> **Exercise A**:
According to the news excerpt on Australian Catholic priests and celibacy, who chairs the National Council of Priests?

— begin Selected passage —

Posted on 01/25/2005 5:56:05 AM PST by Catholic54321

Australian Catholic priests are urging Rome to overturn its ban on married clergy as the church grapples with a chronic shortage of ordained priests.

The unprecedented submission to the Vatican directly challenges the obligation of celibacy, a prerequisite of the Catholic priesthood, and has reignited a debate within the church that has been simmering since the Middle Ages.

The National Council of Priests wrote to the Vatican's Synod of Bishops last month arguing that marriage should be no bar to ordination and asking the church to consider readmitting priests who had left the clergy to marry.

It also asked the church to extend the right held by thousands of married clergy who converted to Catholicism from other faiths to practise as priests to other married men.

About half of Australia's 1649 Catholic clergy, including 42 bishops and three cardinals, are members of the National Council of Priests, including the Archbishop of Sydney, Cardinal George Pell

The council's chairman, Father Hal Ranger, said the changes were necessary to ensure Catholics had continued access to the sacraments. Vast distances and cultural or lifestyle factors, combined with decreasing priest numbers, meant the opportunity for some Catholics to celebrate the eucharist was "drastically limited". It was important to take decisive action so that Sunday mass and celebration of the sacraments was reasonably available.

"We request that ... the Synod Fathers examine honestly the appropriateness of insisting upon a priesthood that is, with very few exceptions, obliged to be celibate. Priesthood is a gift, celibacy is a gift: they are not the same gift," said the statement, which was written in response to a discussion paper on the place of the Eucharist in Catholic life.

— end Selected passage —
— begin Given data —

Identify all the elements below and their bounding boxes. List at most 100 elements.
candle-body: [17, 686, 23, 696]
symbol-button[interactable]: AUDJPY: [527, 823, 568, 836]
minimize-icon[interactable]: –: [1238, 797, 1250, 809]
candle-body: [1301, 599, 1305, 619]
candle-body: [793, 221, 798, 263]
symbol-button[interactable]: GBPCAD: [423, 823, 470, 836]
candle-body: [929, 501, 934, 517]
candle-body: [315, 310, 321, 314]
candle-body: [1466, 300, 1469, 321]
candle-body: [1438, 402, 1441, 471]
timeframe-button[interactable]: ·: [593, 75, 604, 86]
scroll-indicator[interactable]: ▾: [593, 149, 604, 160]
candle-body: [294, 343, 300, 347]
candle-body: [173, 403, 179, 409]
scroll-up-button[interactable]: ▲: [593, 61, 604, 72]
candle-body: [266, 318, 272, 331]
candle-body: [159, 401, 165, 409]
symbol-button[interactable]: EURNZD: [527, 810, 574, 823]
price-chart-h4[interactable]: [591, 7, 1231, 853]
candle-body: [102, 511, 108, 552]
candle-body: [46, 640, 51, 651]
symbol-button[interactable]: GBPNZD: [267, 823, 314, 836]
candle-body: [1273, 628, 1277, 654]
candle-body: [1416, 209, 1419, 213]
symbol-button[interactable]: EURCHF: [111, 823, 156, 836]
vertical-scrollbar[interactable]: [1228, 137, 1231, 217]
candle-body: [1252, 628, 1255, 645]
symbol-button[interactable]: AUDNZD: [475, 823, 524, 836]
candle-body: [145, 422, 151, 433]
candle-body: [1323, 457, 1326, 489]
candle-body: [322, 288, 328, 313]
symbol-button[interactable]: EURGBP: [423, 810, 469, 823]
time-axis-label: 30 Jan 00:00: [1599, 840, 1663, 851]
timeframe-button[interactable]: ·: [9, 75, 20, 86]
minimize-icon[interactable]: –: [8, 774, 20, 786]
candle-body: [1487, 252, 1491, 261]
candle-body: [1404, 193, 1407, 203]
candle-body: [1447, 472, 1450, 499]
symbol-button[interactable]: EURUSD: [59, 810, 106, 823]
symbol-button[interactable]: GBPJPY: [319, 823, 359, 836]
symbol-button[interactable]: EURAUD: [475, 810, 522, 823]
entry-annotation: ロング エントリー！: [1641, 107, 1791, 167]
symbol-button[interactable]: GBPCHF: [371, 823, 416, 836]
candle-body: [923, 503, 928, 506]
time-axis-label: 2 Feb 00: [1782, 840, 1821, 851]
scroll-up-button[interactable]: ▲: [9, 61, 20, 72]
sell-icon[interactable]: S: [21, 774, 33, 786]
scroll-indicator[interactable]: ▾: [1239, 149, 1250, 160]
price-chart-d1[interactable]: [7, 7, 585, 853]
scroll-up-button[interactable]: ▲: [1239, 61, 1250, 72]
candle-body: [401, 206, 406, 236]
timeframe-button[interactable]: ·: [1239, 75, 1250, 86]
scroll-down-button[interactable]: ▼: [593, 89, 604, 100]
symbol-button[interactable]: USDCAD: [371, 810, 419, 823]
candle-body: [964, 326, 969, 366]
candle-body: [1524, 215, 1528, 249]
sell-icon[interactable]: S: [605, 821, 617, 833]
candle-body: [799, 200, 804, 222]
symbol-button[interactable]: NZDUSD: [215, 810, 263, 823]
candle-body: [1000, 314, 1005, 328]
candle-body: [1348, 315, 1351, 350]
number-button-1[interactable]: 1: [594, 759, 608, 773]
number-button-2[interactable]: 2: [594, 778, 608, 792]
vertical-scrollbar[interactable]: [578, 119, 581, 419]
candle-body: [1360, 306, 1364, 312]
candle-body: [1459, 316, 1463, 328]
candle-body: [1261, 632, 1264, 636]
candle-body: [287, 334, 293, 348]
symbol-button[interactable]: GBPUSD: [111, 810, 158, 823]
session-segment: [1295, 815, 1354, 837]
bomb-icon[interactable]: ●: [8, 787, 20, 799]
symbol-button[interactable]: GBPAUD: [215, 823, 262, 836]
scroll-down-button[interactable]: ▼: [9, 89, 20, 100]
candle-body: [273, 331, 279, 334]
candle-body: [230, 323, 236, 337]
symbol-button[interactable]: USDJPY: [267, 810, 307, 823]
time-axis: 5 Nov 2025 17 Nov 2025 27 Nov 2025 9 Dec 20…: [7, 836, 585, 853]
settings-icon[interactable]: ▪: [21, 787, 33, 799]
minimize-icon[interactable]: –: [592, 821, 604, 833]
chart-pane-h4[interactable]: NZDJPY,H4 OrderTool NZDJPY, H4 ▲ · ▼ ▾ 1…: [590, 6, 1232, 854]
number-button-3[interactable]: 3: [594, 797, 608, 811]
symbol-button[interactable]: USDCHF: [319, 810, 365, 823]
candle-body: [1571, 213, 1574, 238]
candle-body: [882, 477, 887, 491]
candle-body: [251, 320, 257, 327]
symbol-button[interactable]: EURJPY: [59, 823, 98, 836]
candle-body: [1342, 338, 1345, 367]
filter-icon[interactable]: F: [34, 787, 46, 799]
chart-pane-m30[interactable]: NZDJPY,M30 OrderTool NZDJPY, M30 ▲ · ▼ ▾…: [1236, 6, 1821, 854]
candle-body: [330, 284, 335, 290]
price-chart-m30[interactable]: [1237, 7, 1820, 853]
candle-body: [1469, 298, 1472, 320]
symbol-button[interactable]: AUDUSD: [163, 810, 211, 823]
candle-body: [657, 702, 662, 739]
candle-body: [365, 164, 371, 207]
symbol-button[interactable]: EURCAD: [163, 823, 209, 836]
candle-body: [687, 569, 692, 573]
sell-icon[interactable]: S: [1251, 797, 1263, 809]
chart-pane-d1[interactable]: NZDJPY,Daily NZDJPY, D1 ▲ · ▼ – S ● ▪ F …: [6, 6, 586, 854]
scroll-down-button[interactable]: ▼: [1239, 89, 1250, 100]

— end Given data —

> **Exercise B**:
Copy the entries without any change, from the first line of the entries through the line containing "minimize-icon[interactable]: –: [8, 774, 20, 786]", with both of those lines included.

> **Task output A**:
Father Hal Ranger

> **Task output B**:
Identify all the elements below and their bounding boxes. List at most 100 elements.
candle-body: [17, 686, 23, 696]
symbol-button[interactable]: AUDJPY: [527, 823, 568, 836]
minimize-icon[interactable]: –: [1238, 797, 1250, 809]
candle-body: [1301, 599, 1305, 619]
candle-body: [793, 221, 798, 263]
symbol-button[interactable]: GBPCAD: [423, 823, 470, 836]
candle-body: [929, 501, 934, 517]
candle-body: [315, 310, 321, 314]
candle-body: [1466, 300, 1469, 321]
candle-body: [1438, 402, 1441, 471]
timeframe-button[interactable]: ·: [593, 75, 604, 86]
scroll-indicator[interactable]: ▾: [593, 149, 604, 160]
candle-body: [294, 343, 300, 347]
candle-body: [173, 403, 179, 409]
scroll-up-button[interactable]: ▲: [593, 61, 604, 72]
candle-body: [266, 318, 272, 331]
candle-body: [159, 401, 165, 409]
symbol-button[interactable]: EURNZD: [527, 810, 574, 823]
price-chart-h4[interactable]: [591, 7, 1231, 853]
candle-body: [102, 511, 108, 552]
candle-body: [46, 640, 51, 651]
symbol-button[interactable]: GBPNZD: [267, 823, 314, 836]
candle-body: [1273, 628, 1277, 654]
candle-body: [1416, 209, 1419, 213]
symbol-button[interactable]: EURCHF: [111, 823, 156, 836]
vertical-scrollbar[interactable]: [1228, 137, 1231, 217]
candle-body: [1252, 628, 1255, 645]
symbol-button[interactable]: AUDNZD: [475, 823, 524, 836]
candle-body: [145, 422, 151, 433]
candle-body: [1323, 457, 1326, 489]
candle-body: [322, 288, 328, 313]
symbol-button[interactable]: EURGBP: [423, 810, 469, 823]
time-axis-label: 30 Jan 00:00: [1599, 840, 1663, 851]
timeframe-button[interactable]: ·: [9, 75, 20, 86]
minimize-icon[interactable]: –: [8, 774, 20, 786]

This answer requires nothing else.